• _DOCUMENT SECTION_:
--
Lemma 10.100.7. Let $R \to S$ be a ring map. Let $M$ be an $R$-module. Assume

  1. $R$ is Artinian

  2. $R \to S$ is injective, and

  3. $M \otimes _ R S$ is a flat $S$-module.

Then $M$ is a flat $R$-module.

Proof. First proof: Let $I \subset R$ be the Jacobson radical of $R$. Then $I$ is nilpotent and $M/IM$ is flat over $R/I$ as $R/I$ is a product of fields, see Section 10.52. Hence $M$ is flat by an application of Lemma 10.100.5.

Second proof: By Lemma 10.52.6 we may write $R = \prod R_ i$ as a finite product of local Artinian rings. This induces similar product decompositions for both $R$ and $S$. Hence we reduce to the case where $R$ is local Artinian (details omitted).
--
• _SUPPLIED ENTRIES_:
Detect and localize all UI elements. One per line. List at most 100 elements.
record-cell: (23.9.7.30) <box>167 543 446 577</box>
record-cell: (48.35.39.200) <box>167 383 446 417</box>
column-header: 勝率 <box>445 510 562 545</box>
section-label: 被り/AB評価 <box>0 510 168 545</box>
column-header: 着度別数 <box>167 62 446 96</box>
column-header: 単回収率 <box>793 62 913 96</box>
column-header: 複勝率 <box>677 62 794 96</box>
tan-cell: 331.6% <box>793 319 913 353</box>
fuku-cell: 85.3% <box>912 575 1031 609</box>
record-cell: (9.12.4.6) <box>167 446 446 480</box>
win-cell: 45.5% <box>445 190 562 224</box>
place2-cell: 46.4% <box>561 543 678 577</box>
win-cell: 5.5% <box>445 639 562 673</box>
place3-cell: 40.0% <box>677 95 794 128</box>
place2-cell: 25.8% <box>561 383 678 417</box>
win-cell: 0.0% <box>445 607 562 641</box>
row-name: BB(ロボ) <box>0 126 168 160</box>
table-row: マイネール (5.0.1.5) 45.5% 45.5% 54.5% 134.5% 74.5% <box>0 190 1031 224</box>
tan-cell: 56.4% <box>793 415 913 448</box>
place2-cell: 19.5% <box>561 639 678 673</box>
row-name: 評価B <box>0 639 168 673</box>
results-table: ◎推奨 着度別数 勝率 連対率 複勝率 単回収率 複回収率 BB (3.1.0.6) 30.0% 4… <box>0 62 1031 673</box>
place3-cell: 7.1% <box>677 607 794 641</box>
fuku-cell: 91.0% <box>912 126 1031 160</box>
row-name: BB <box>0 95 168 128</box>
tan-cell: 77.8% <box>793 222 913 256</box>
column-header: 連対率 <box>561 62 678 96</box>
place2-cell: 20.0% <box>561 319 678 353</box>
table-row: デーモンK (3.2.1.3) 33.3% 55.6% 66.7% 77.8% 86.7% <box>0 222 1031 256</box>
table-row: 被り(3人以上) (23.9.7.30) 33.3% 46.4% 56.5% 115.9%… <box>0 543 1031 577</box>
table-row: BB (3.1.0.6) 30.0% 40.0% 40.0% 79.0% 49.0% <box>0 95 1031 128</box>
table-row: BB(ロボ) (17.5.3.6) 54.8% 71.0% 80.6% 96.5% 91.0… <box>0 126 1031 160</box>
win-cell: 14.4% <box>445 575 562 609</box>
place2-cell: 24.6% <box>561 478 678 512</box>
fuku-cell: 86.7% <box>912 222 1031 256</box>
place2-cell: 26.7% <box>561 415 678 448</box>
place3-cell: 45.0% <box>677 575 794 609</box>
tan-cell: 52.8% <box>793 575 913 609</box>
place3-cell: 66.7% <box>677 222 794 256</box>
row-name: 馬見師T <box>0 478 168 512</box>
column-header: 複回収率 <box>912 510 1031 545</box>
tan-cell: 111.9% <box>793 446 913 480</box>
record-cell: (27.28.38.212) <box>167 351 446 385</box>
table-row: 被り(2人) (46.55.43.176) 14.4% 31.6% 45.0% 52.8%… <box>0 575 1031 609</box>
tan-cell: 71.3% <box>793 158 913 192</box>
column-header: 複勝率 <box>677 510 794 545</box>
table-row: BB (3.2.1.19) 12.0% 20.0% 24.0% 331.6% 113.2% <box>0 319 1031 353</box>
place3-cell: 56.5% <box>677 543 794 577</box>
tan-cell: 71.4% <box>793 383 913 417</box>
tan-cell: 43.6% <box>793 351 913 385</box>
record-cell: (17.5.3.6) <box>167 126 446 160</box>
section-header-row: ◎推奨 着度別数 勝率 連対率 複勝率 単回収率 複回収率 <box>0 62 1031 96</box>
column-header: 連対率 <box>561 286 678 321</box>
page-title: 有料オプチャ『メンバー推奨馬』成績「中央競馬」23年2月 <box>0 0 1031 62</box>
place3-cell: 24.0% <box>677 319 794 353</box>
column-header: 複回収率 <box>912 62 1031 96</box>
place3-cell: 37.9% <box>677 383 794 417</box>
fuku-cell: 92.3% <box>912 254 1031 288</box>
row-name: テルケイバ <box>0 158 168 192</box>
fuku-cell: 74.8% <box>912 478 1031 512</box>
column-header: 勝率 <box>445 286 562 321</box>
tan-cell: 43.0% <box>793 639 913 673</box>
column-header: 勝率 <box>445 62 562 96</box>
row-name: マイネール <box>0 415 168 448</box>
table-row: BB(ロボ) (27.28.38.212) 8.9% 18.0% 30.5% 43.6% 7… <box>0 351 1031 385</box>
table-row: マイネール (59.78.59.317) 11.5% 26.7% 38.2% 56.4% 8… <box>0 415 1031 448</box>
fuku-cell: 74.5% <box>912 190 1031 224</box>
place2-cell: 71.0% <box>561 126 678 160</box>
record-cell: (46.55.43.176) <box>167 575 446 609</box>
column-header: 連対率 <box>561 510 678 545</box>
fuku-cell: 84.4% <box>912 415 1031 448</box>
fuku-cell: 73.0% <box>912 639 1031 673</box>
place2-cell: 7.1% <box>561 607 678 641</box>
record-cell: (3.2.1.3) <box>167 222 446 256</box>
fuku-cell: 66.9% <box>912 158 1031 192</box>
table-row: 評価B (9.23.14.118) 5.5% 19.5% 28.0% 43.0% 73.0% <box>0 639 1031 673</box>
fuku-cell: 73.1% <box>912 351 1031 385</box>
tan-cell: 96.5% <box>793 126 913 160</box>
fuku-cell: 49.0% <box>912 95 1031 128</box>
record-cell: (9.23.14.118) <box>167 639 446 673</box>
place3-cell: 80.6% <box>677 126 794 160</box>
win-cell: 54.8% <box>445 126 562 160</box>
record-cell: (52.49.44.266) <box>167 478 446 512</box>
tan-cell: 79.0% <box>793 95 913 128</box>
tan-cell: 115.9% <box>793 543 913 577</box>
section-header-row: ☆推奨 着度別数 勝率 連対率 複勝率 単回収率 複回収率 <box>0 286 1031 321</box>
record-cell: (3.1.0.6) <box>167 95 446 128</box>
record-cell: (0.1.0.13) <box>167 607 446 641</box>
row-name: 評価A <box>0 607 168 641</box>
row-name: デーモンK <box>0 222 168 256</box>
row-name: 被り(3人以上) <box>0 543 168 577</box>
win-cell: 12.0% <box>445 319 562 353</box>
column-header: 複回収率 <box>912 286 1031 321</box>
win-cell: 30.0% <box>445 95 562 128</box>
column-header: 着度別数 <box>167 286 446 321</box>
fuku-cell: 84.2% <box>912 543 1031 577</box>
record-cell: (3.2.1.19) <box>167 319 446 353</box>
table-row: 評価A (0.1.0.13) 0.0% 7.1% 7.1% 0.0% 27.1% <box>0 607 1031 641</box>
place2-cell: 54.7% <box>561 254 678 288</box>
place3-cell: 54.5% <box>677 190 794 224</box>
--
• _EXERCISE_:
List each section or lemma that the proofs in the lemma on flatness over Artinian rings cite.

• _WRITTEN SOLUTION_:
Section 10.52
Lemma 10.100.5
Lemma 10.52.6